=== Supplied information ===

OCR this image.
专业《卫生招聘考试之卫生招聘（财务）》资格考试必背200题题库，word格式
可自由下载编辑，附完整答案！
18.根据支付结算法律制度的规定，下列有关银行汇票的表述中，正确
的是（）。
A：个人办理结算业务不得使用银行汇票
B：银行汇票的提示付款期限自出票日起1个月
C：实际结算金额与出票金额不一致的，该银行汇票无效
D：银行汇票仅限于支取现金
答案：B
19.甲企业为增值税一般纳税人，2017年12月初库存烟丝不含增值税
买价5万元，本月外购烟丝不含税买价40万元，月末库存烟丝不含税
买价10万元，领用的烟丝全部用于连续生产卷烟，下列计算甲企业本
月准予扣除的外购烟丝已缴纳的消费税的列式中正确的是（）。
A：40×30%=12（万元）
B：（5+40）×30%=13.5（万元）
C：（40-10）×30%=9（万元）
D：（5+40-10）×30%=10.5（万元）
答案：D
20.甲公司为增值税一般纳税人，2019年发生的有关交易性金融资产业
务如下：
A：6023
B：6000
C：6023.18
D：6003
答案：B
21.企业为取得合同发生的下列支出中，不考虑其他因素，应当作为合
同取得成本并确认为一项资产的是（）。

===

> Exercise
Restate each record word for word.

> Exercise response
OCR this image.
专业《卫生招聘考试之卫生招聘（财务）》资格考试必背200题题库，word格式
可自由下载编辑，附完整答案！
18.根据支付结算法律制度的规定，下列有关银行汇票的表述中，正确
的是（）。
A：个人办理结算业务不得使用银行汇票
B：银行汇票的提示付款期限自出票日起1个月
C：实际结算金额与出票金额不一致的，该银行汇票无效
D：银行汇票仅限于支取现金
答案：B
19.甲企业为增值税一般纳税人，2017年12月初库存烟丝不含增值税
买价5万元，本月外购烟丝不含税买价40万元，月末库存烟丝不含税
买价10万元，领用的烟丝全部用于连续生产卷烟，下列计算甲企业本
月准予扣除的外购烟丝已缴纳的消费税的列式中正确的是（）。
A：40×30%=12（万元）
B：（5+40）×30%=13.5（万元）
C：（40-10）×30%=9（万元）
D：（5+40-10）×30%=10.5（万元）
答案：D
20.甲公司为增值税一般纳税人，2019年发生的有关交易性金融资产业
务如下：
A：6023
B：6000
C：6023.18
D：6003
答案：B
21.企业为取得合同发生的下列支出中，不考虑其他因素，应当作为合
同取得成本并确认为一项资产的是（）。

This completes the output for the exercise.